STATED PROBLEM → Transcribe every line, keeping it exact.

Lines of data
......

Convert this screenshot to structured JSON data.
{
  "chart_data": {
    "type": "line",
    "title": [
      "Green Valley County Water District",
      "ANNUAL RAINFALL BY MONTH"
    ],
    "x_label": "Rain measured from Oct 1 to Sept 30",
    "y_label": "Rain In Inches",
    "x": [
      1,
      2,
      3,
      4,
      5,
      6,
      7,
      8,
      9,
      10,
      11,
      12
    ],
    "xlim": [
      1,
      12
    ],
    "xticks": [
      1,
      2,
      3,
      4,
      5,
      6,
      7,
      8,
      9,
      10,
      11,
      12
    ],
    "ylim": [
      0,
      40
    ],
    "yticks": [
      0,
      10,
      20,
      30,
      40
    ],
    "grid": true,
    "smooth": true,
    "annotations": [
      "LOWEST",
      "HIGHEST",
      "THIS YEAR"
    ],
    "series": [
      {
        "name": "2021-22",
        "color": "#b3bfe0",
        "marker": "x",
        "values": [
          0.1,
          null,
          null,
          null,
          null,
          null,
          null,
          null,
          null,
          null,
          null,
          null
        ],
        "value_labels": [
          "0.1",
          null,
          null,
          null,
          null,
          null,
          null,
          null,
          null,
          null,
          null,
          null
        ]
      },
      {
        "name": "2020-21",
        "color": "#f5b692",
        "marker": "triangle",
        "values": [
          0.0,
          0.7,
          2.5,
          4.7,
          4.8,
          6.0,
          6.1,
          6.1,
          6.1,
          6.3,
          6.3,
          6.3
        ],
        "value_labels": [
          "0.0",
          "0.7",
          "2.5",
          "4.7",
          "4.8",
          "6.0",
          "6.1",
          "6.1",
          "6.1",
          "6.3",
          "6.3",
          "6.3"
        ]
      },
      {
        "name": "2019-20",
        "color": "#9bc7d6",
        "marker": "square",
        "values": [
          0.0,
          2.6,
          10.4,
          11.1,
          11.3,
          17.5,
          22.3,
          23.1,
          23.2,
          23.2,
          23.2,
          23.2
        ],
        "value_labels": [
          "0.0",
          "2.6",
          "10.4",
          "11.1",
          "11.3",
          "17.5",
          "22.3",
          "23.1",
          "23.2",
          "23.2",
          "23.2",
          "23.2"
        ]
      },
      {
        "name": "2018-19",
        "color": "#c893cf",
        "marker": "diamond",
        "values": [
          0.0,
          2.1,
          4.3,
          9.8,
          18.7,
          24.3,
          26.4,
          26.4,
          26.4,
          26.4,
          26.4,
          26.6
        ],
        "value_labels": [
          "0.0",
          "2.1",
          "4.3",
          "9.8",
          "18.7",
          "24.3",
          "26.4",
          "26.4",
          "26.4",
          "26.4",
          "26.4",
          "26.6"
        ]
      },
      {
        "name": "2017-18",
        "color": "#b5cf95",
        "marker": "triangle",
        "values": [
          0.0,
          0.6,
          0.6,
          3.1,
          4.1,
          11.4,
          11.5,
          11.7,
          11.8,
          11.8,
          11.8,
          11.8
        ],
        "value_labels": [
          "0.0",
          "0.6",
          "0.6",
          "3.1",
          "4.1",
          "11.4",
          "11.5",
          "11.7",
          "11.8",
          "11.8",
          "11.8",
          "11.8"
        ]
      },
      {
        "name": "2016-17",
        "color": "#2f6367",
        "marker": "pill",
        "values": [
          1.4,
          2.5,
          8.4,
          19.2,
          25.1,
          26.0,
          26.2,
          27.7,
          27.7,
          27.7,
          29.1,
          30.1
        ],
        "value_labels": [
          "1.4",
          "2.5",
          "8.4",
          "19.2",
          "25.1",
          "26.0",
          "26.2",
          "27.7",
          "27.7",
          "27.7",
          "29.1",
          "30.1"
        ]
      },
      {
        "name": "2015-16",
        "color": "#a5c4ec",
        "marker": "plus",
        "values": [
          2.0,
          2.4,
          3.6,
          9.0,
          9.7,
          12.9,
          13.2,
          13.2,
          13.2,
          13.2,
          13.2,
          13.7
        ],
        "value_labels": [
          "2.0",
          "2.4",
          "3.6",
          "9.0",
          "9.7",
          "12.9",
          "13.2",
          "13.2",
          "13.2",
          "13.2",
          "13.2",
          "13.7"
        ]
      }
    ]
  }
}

......

SOLUTION FOR THIS EXERCISE →
Convert this screenshot to structured JSON data.
{
  "chart_data": {
    "type": "line",
    "title": [
      "Green Valley County Water District",
      "ANNUAL RAINFALL BY MONTH"
    ],
    "x_label": "Rain measured from Oct 1 to Sept 30",
    "y_label": "Rain In Inches",
    "x": [
      1,
      2,
      3,
      4,
      5,
      6,
      7,
      8,
      9,
      10,
      11,
      12
    ],
    "xlim": [
      1,
      12
    ],
    "xticks": [
      1,
      2,
      3,
      4,
      5,
      6,
      7,
      8,
      9,
      10,
      11,
      12
    ],
    "ylim": [
      0,
      40
    ],
    "yticks": [
      0,
      10,
      20,
      30,
      40
    ],
    "grid": true,
    "smooth": true,
    "annotations": [
      "LOWEST",
      "HIGHEST",
      "THIS YEAR"
    ],
    "series": [
      {
        "name": "2021-22",
        "color": "#b3bfe0",
        "marker": "x",
        "values": [
          0.1,
          null,
          null,
          null,
          null,
          null,
          null,
          null,
          null,
          null,
          null,
          null
        ],
        "value_labels": [
          "0.1",
          null,
          null,
          null,
          null,
          null,
          null,
          null,
          null,
          null,
          null,
          null
        ]
      },
      {
        "name": "2020-21",
        "color": "#f5b692",
        "marker": "triangle",
        "values": [
          0.0,
          0.7,
          2.5,
          4.7,
          4.8,
          6.0,
          6.1,
          6.1,
          6.1,
          6.3,
          6.3,
          6.3
        ],
        "value_labels": [
          "0.0",
          "0.7",
          "2.5",
          "4.7",
          "4.8",
          "6.0",
          "6.1",
          "6.1",
          "6.1",
          "6.3",
          "6.3",
          "6.3"
        ]
      },
      {
        "name": "2019-20",
        "color": "#9bc7d6",
        "marker": "square",
        "values": [
          0.0,
          2.6,
          10.4,
          11.1,
          11.3,
          17.5,
          22.3,
          23.1,
          23.2,
          23.2,
          23.2,
          23.2
        ],
        "value_labels": [
          "0.0",
          "2.6",
          "10.4",
          "11.1",
          "11.3",
          "17.5",
          "22.3",
          "23.1",
          "23.2",
          "23.2",
          "23.2",
          "23.2"
        ]
      },
      {
        "name": "2018-19",
        "color": "#c893cf",
        "marker": "diamond",
        "values": [
          0.0,
          2.1,
          4.3,
          9.8,
          18.7,
          24.3,
          26.4,
          26.4,
          26.4,
          26.4,
          26.4,
          26.6
        ],
        "value_labels": [
          "0.0",
          "2.1",
          "4.3",
          "9.8",
          "18.7",
          "24.3",
          "26.4",
          "26.4",
          "26.4",
          "26.4",
          "26.4",
          "26.6"
        ]
      },
      {
        "name": "2017-18",
        "color": "#b5cf95",
        "marker": "triangle",
        "values": [
          0.0,
          0.6,
          0.6,
          3.1,
          4.1,
          11.4,
          11.5,
          11.7,
          11.8,
          11.8,
          11.8,
          11.8
        ],
        "value_labels": [
          "0.0",
          "0.6",
          "0.6",
          "3.1",
          "4.1",
          "11.4",
          "11.5",
          "11.7",
          "11.8",
          "11.8",
          "11.8",
          "11.8"
        ]
      },
      {
        "name": "2016-17",
        "color": "#2f6367",
        "marker": "pill",
        "values": [
          1.4,
          2.5,
          8.4,
          19.2,
          25.1,
          26.0,
          26.2,
          27.7,
          27.7,
          27.7,
          29.1,
          30.1
        ],
        "value_labels": [
          "1.4",
          "2.5",
          "8.4",
          "19.2",
          "25.1",
          "26.0",
          "26.2",
          "27.7",
          "27.7",
          "27.7",
          "29.1",
          "30.1"
        ]
      },
      {
        "name": "2015-16",
        "color": "#a5c4ec",
        "marker": "plus",
        "values": [
          2.0,
          2.4,
          3.6,
          9.0,
          9.7,
          12.9,
          13.2,
          13.2,
          13.2,
          13.2,
          13.2,
          13.7
        ],
        "value_labels": [
          "2.0",
          "2.4",
          "3.6",
          "9.0",
          "9.7",
          "12.9",
          "13.2",
          "13.2",
          "13.2",
          "13.2",
          "13.2",
          "13.7"
        ]
      }
    ]
  }
}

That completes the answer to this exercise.